Your objective
When the string "artwork" occurs in a line of the listing below, return that line.

Material to process
------------
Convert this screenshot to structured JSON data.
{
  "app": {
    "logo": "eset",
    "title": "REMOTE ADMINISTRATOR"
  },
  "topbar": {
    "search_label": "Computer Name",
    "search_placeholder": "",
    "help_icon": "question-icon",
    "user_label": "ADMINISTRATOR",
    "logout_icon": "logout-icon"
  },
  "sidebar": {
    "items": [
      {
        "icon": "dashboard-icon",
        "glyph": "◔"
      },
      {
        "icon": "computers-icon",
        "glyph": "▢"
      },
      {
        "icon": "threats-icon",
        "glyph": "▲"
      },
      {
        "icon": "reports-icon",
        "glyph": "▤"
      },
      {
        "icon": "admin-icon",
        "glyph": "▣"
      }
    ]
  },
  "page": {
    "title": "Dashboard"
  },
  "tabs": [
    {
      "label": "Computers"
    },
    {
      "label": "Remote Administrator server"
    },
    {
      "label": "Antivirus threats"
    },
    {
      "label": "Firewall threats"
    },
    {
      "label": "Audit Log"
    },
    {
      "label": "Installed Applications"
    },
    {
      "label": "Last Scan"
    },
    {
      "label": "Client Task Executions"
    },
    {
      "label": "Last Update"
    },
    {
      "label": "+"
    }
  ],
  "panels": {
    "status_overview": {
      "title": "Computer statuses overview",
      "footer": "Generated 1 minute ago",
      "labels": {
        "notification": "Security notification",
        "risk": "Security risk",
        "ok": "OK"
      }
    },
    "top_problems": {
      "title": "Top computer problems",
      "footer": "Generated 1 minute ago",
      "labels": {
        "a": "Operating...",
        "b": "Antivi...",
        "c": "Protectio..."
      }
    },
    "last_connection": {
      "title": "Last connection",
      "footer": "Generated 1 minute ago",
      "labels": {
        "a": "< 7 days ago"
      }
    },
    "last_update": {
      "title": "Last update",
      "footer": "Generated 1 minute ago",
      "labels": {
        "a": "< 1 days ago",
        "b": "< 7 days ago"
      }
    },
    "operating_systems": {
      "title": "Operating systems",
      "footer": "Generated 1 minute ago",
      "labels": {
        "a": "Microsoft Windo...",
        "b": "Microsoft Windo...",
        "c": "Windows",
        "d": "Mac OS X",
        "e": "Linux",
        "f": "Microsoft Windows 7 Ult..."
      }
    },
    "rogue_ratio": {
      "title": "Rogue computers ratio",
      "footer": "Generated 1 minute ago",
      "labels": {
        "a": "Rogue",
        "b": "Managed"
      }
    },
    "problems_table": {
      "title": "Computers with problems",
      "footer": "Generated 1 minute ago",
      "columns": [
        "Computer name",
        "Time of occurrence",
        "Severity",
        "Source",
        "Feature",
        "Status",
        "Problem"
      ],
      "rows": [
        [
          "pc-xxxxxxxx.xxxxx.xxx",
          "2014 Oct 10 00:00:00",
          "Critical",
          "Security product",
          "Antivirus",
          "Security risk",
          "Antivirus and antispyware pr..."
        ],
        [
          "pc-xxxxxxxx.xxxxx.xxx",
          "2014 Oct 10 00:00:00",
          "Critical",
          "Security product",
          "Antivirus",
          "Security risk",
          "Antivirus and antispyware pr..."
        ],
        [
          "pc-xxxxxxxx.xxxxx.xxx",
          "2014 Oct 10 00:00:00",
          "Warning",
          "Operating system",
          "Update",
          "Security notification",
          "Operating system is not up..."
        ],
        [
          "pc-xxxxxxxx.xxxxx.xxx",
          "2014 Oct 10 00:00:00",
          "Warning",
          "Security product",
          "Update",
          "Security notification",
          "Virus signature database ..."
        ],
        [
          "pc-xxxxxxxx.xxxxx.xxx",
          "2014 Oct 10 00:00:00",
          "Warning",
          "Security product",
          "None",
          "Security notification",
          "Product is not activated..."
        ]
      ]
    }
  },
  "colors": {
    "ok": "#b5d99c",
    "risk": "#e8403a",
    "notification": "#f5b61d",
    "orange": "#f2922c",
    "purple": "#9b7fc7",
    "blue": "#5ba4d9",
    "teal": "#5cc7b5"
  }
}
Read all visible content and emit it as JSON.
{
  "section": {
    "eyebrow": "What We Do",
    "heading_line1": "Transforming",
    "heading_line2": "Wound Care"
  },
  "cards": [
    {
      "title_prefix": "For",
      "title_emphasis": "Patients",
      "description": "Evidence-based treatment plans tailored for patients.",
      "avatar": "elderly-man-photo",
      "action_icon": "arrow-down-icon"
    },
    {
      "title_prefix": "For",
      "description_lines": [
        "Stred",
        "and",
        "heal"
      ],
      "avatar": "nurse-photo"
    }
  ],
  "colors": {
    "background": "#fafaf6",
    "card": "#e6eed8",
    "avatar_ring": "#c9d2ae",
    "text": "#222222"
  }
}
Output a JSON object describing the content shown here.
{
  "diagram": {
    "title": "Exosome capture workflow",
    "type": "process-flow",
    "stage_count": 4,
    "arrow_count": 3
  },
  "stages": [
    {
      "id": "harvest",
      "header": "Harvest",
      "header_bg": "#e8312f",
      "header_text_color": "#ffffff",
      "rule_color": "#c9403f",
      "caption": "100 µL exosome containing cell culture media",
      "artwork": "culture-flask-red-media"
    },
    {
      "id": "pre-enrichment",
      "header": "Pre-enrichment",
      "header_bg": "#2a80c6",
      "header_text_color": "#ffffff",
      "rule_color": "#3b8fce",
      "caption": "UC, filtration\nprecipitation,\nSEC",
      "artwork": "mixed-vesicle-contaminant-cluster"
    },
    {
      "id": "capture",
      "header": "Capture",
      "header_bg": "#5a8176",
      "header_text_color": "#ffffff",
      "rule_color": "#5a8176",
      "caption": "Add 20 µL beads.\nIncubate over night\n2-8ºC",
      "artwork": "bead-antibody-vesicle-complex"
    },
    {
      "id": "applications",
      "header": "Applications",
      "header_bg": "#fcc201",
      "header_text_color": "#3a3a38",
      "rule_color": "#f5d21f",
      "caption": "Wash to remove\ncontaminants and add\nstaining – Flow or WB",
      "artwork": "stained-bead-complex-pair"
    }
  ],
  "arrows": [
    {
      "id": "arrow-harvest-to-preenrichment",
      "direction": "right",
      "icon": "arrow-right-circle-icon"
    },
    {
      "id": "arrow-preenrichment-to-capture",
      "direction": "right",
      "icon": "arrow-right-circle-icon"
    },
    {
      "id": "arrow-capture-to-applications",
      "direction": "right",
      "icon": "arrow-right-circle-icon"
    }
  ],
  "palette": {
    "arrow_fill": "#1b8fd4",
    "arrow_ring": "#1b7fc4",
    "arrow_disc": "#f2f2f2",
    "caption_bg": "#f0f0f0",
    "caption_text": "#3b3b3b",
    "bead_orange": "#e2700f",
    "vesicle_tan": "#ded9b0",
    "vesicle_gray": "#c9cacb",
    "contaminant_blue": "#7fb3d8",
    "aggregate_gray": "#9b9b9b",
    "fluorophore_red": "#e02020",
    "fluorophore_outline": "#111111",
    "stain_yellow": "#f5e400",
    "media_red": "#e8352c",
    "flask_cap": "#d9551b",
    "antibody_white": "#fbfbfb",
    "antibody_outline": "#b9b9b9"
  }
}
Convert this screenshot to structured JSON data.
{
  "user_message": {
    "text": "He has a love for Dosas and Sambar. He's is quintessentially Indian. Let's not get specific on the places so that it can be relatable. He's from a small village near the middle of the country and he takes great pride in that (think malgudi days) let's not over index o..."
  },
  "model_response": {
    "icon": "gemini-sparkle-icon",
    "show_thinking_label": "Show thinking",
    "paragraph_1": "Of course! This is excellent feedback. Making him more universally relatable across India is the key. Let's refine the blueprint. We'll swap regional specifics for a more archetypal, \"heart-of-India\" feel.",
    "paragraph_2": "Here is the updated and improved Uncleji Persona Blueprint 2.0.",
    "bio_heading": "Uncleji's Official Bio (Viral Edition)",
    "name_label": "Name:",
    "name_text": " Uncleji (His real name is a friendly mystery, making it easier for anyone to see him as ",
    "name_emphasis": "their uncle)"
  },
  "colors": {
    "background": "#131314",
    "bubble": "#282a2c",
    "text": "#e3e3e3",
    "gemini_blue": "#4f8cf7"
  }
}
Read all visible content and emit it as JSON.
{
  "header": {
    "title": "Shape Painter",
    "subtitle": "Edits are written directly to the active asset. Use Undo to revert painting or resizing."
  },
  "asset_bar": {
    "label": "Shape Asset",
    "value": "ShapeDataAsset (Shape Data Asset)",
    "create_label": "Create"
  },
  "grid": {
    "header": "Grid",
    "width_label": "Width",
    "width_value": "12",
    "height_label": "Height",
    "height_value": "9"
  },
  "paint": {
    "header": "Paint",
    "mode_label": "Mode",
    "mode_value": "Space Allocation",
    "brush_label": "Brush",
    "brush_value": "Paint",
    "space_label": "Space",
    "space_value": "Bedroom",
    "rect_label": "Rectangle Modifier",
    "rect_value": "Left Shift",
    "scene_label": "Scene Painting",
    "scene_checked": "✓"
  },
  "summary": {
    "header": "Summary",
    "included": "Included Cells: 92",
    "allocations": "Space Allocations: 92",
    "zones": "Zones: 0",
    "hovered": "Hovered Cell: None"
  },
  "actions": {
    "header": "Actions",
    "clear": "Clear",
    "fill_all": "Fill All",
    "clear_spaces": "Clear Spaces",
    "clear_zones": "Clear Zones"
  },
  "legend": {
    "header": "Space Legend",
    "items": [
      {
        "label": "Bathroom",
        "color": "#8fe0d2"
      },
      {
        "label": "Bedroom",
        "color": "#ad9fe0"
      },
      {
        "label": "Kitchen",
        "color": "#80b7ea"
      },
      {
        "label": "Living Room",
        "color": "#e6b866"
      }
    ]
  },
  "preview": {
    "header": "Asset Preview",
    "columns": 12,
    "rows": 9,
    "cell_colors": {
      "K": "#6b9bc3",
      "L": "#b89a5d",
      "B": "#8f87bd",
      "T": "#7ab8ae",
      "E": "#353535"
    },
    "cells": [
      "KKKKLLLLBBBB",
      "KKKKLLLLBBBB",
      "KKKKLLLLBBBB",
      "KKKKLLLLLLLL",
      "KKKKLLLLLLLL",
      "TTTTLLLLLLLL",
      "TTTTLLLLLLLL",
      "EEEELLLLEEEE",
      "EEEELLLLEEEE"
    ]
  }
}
------------
Answer below
      "artwork": "culture-flask-red-media"
      "artwork": "mixed-vesicle-contaminant-cluster"
      "artwork": "bead-antibody-vesicle-complex"
      "artwork": "stained-bead-complex-pair"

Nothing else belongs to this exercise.